Aim of the exercise
Read the material below and count the lines holding the string "views". Give that count with nothing added.

━━ Available records

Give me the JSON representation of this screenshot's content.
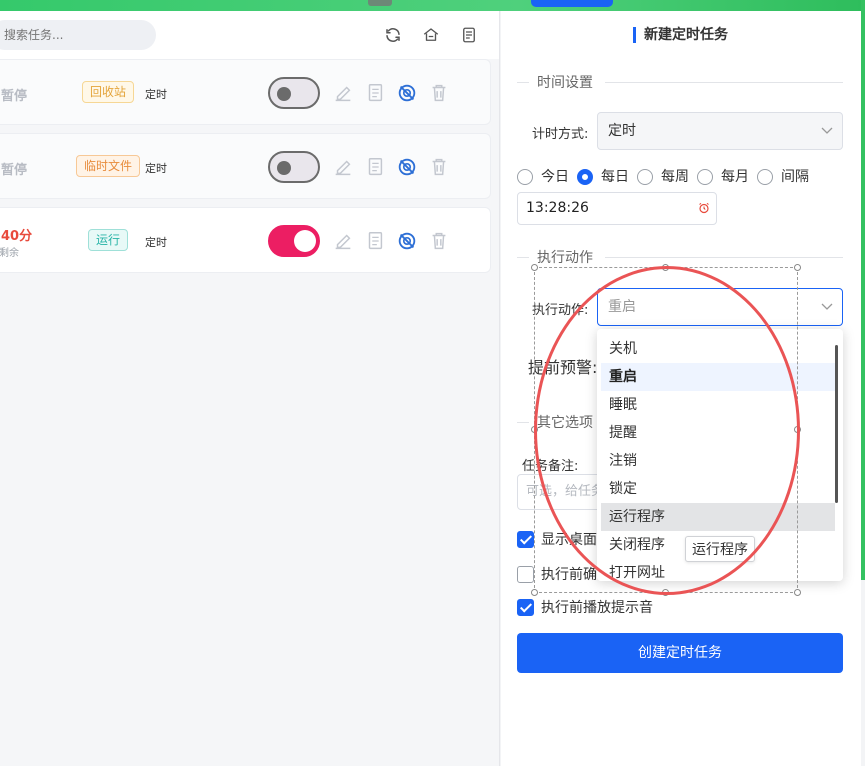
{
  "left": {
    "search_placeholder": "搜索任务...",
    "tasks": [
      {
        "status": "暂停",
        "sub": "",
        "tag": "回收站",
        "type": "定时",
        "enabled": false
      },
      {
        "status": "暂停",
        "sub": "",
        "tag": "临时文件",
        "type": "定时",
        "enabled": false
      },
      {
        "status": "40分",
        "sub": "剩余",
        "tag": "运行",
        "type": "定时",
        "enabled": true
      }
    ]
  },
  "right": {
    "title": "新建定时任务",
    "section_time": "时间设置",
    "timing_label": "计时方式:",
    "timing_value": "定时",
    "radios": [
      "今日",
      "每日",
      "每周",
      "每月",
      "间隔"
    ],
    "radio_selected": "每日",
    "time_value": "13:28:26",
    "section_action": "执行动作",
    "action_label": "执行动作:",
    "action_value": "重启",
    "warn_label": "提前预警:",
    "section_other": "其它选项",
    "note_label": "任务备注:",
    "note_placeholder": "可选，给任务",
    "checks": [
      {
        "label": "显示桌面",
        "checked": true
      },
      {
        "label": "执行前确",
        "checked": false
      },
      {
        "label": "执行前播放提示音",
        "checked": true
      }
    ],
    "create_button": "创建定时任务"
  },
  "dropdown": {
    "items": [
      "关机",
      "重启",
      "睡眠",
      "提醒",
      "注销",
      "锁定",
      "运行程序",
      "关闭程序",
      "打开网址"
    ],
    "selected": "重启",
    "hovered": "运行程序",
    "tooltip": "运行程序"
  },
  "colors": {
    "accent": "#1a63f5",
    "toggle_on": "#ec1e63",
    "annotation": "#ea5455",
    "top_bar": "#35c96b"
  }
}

━━━━
━━ Available records

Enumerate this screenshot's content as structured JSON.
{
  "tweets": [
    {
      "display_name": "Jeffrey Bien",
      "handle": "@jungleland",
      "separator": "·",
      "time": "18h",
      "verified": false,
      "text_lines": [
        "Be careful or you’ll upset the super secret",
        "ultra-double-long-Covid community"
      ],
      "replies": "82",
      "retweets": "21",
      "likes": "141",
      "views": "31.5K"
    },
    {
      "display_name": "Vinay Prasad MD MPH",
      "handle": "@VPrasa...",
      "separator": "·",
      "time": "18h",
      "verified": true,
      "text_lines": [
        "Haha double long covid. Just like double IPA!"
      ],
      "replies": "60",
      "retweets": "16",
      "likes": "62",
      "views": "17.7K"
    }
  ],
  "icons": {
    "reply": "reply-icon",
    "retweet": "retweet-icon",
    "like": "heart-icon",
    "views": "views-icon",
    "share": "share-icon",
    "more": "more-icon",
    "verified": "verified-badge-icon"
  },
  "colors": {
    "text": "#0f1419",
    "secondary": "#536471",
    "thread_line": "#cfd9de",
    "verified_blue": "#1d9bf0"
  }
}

━━━━

Answer to this task
3